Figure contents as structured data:
——

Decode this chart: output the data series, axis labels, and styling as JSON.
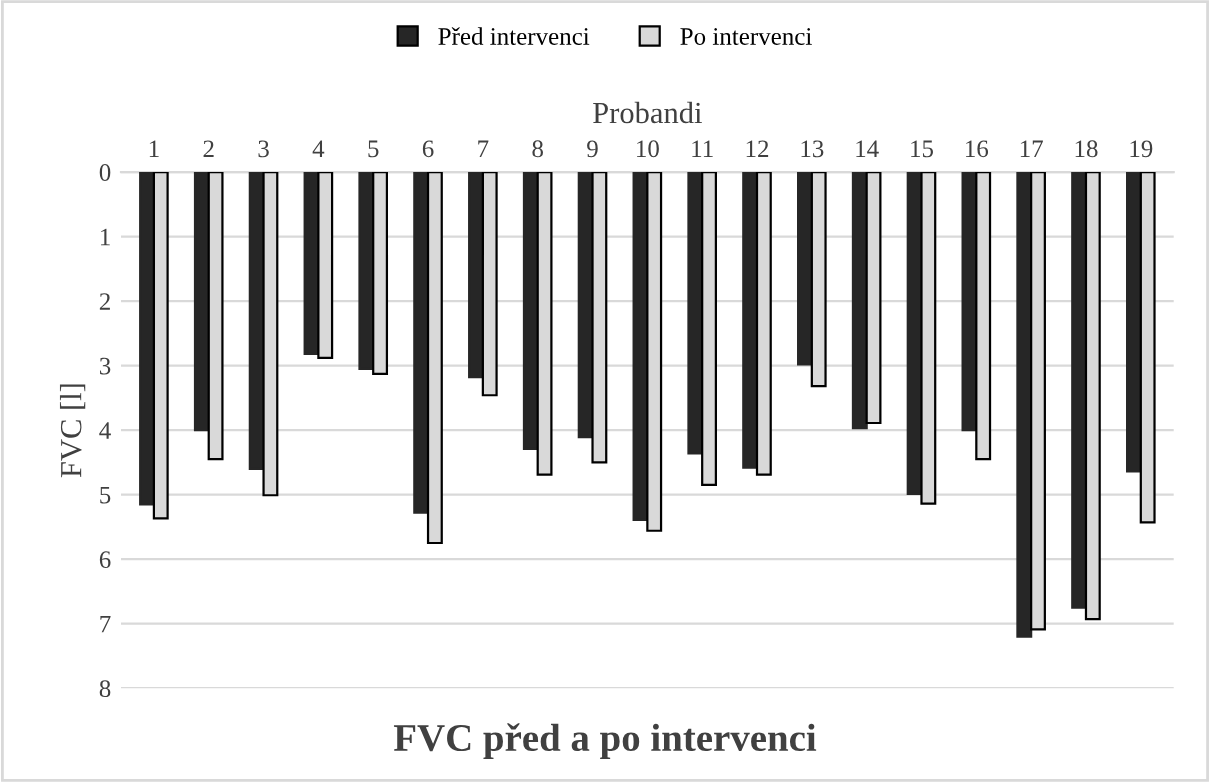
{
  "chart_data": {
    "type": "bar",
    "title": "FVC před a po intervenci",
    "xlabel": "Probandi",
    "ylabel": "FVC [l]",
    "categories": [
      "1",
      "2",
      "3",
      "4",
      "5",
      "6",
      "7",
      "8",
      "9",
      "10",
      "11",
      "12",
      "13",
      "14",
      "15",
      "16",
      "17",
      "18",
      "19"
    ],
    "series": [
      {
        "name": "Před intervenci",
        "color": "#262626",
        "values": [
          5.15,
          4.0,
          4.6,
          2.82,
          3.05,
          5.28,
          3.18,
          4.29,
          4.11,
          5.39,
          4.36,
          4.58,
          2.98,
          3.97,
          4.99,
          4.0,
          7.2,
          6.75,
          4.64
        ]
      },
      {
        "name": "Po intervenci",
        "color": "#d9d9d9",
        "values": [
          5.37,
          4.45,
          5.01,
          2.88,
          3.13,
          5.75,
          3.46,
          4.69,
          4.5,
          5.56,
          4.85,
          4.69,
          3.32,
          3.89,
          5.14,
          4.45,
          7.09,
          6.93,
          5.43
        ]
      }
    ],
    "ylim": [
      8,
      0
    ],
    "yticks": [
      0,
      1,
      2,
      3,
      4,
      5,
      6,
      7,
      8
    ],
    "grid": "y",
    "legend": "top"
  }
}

——

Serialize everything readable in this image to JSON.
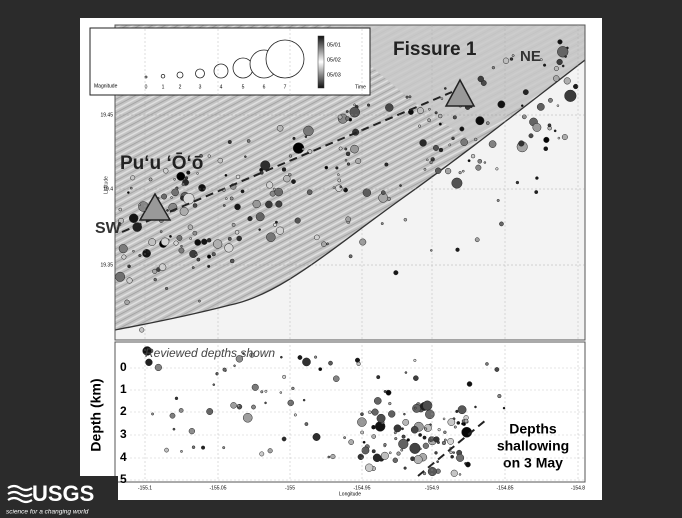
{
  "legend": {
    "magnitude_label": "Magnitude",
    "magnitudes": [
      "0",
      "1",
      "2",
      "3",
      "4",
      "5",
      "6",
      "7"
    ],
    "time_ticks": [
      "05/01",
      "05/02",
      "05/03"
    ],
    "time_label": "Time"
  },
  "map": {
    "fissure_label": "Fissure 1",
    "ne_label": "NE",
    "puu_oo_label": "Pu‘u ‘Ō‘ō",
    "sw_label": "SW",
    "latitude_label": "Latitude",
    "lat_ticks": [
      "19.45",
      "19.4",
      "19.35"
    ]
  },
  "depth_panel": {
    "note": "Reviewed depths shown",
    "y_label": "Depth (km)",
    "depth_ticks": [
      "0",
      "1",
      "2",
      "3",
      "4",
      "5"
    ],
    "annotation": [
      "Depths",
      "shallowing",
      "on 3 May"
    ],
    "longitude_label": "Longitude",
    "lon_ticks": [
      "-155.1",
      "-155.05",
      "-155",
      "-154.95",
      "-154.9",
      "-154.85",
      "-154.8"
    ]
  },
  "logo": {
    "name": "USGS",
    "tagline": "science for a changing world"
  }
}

——

### [Your instructions]
Where a line holds "intervenci", copy it out.

### [Worked solution]
    "title": "FVC před a po intervenci",
        "name": "Před intervenci",
        "name": "Po intervenci",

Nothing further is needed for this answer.